-- BEGIN INFORMATION PROVIDED --

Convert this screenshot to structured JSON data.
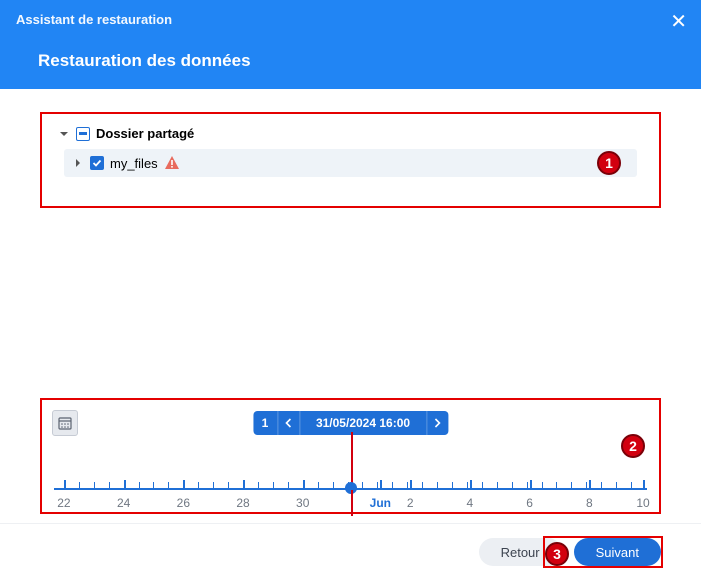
{
  "colors": {
    "accent": "#1f6fd6",
    "header_bg": "#2185f4",
    "annotation_red": "#d2000f",
    "annotation_border": "#7a0008",
    "text_muted": "#6f7782"
  },
  "header": {
    "small_title": "Assistant de restauration",
    "title": "Restauration des données"
  },
  "tree": {
    "root_label": "Dossier partagé",
    "root_state": "partial",
    "child_label": "my_files",
    "child_state": "checked",
    "child_has_warning": true
  },
  "timeline": {
    "point_count": "1",
    "selected_datetime": "31/05/2024 16:00",
    "ticks": [
      {
        "label": "22",
        "pos_pct": 2
      },
      {
        "label": "24",
        "pos_pct": 12
      },
      {
        "label": "26",
        "pos_pct": 22
      },
      {
        "label": "28",
        "pos_pct": 32
      },
      {
        "label": "30",
        "pos_pct": 42
      },
      {
        "label": "Jun",
        "pos_pct": 55,
        "is_month": true
      },
      {
        "label": "2",
        "pos_pct": 60
      },
      {
        "label": "4",
        "pos_pct": 70
      },
      {
        "label": "6",
        "pos_pct": 80
      },
      {
        "label": "8",
        "pos_pct": 90
      },
      {
        "label": "10",
        "pos_pct": 99
      }
    ],
    "marker_pos_pct": 50
  },
  "annotations": {
    "tree_badge": "1",
    "timeline_badge": "2",
    "next_badge": "3"
  },
  "footer": {
    "back_label": "Retour",
    "next_label": "Suivant"
  }
}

-- END INFORMATION PROVIDED --

• [EXERCISE PROMPT]: Count how many lines include the string "true". Nothing but the number is needed.

• [ANSWER TO THE TASK]: 2